> WHAT YOU HAVE TO DO
Every line below that mentions the word "structured" should be copied out.

> RECORDS FOR THIS EXERCISE
* Begin *

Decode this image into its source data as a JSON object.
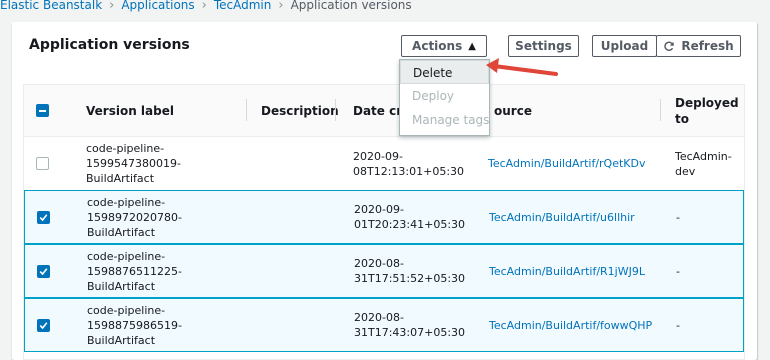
{
  "breadcrumb": {
    "items": [
      "Elastic Beanstalk",
      "Applications",
      "TecAdmin"
    ],
    "current": "Application versions"
  },
  "panel": {
    "title": "Application versions",
    "buttons": {
      "actions": "Actions",
      "settings": "Settings",
      "upload": "Upload",
      "refresh": "Refresh"
    },
    "actions_menu": {
      "items": [
        "Delete",
        "Deploy",
        "Manage tags"
      ],
      "disabled": [
        false,
        true,
        true
      ]
    }
  },
  "table": {
    "columns": {
      "version_label": "Version label",
      "description": "Description",
      "date_created": "Date crea",
      "source": "ource",
      "deployed_to": "Deployed to"
    },
    "rows": [
      {
        "checked": false,
        "version_label": "code-pipeline-1599547380019-BuildArtifact",
        "label_lines": [
          "code-pipeline-",
          "1599547380019-",
          "BuildArtifact"
        ],
        "date_lines": [
          "2020-09-",
          "08T12:13:01+05:30"
        ],
        "source": "TecAdmin/BuildArtif/rQetKDv",
        "deployed_lines": [
          "TecAdmin-",
          "dev"
        ]
      },
      {
        "checked": true,
        "version_label": "code-pipeline-1598972020780-BuildArtifact",
        "label_lines": [
          "code-pipeline-",
          "1598972020780-",
          "BuildArtifact"
        ],
        "date_lines": [
          "2020-09-",
          "01T20:23:41+05:30"
        ],
        "source": "TecAdmin/BuildArtif/u6llhir",
        "deployed_lines": [
          "-"
        ]
      },
      {
        "checked": true,
        "version_label": "code-pipeline-1598876511225-BuildArtifact",
        "label_lines": [
          "code-pipeline-",
          "1598876511225-",
          "BuildArtifact"
        ],
        "date_lines": [
          "2020-08-",
          "31T17:51:52+05:30"
        ],
        "source": "TecAdmin/BuildArtif/R1jWJ9L",
        "deployed_lines": [
          "-"
        ]
      },
      {
        "checked": true,
        "version_label": "code-pipeline-1598875986519-BuildArtifact",
        "label_lines": [
          "code-pipeline-",
          "1598875986519-",
          "BuildArtifact"
        ],
        "date_lines": [
          "2020-08-",
          "31T17:43:07+05:30"
        ],
        "source": "TecAdmin/BuildArtif/fowwQHP",
        "deployed_lines": [
          "-"
        ]
      }
    ]
  },
  "colors": {
    "link": "#0073bb",
    "selected_border": "#00a1c9",
    "selected_bg": "#f1faff",
    "annotation_arrow": "#e0453a"
  }
}
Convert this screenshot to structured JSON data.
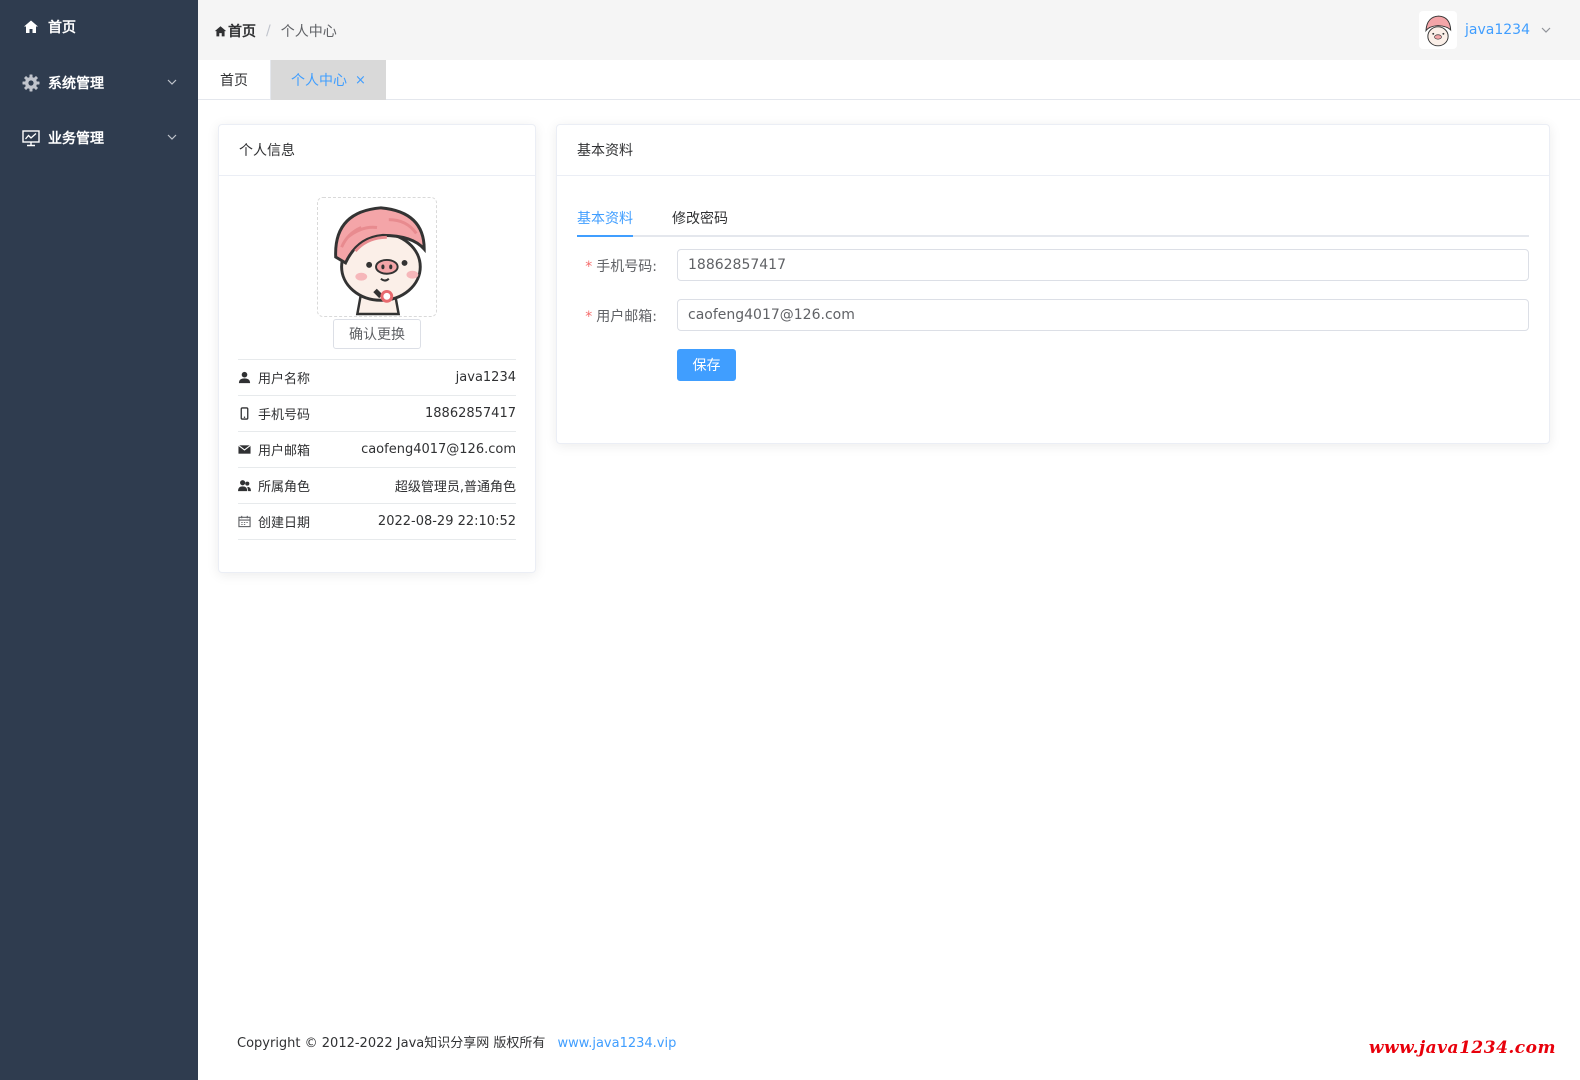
{
  "sidebar": {
    "items": [
      {
        "label": "首页",
        "icon": "home-icon"
      },
      {
        "label": "系统管理",
        "icon": "gear-icon"
      },
      {
        "label": "业务管理",
        "icon": "monitor-chart-icon"
      }
    ]
  },
  "header": {
    "breadcrumb": {
      "home": "首页",
      "separator": "/",
      "current": "个人中心"
    },
    "user": {
      "name": "java1234"
    }
  },
  "tabs": [
    {
      "label": "首页"
    },
    {
      "label": "个人中心",
      "close": "×"
    }
  ],
  "profile_card": {
    "title": "个人信息",
    "confirm_button": "确认更换",
    "rows": [
      {
        "icon": "user-icon",
        "label": "用户名称",
        "value": "java1234"
      },
      {
        "icon": "phone-icon",
        "label": "手机号码",
        "value": "18862857417"
      },
      {
        "icon": "mail-icon",
        "label": "用户邮箱",
        "value": "caofeng4017@126.com"
      },
      {
        "icon": "users-icon",
        "label": "所属角色",
        "value": "超级管理员,普通角色"
      },
      {
        "icon": "calendar-icon",
        "label": "创建日期",
        "value": "2022-08-29 22:10:52"
      }
    ]
  },
  "basic_card": {
    "title": "基本资料",
    "tabs": [
      {
        "label": "基本资料"
      },
      {
        "label": "修改密码"
      }
    ],
    "fields": {
      "phone": {
        "label": "手机号码:",
        "value": "18862857417"
      },
      "email": {
        "label": "用户邮箱:",
        "value": "caofeng4017@126.com"
      }
    },
    "save_button": "保存"
  },
  "footer": {
    "copyright": "Copyright © 2012-2022 Java知识分享网 版权所有",
    "link": "www.java1234.vip"
  },
  "watermark": "www.java1234.com",
  "colors": {
    "sidebar": "#2f3c4f",
    "accent": "#409eff",
    "required": "#f56c6c",
    "watermark": "#e8000b"
  }
}
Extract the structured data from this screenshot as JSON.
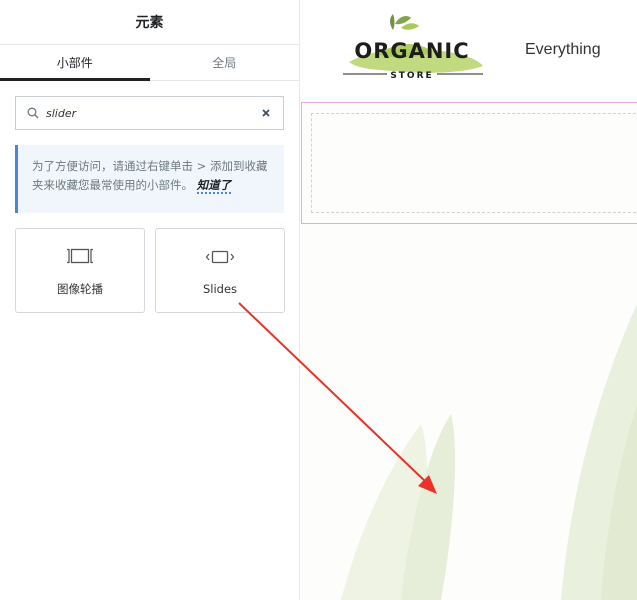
{
  "panel": {
    "title": "元素",
    "tabs": [
      {
        "label": "小部件",
        "active": true
      },
      {
        "label": "全局",
        "active": false
      }
    ],
    "search": {
      "value": "slider",
      "placeholder": ""
    },
    "notice": {
      "text": "为了方便访问，请通过右键单击 > 添加到收藏夹来收藏您最常使用的小部件。",
      "link": "知道了"
    },
    "widgets": [
      {
        "label": "图像轮播",
        "icon": "image-carousel-icon"
      },
      {
        "label": "Slides",
        "icon": "slides-icon"
      }
    ]
  },
  "preview": {
    "logo": {
      "main": "ORGANIC",
      "sub": "STORE"
    },
    "nav": {
      "item": "Everything"
    }
  },
  "colors": {
    "accent_blue": "#4f84d3",
    "section_outline": "#e5a9e5",
    "logo_green": "#a8c95a",
    "arrow_red": "#e8322a"
  }
}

* End *

> THE ANSWER
Convert this screenshot to structured JSON data.
Extract the structured data from this screenshot as JSON.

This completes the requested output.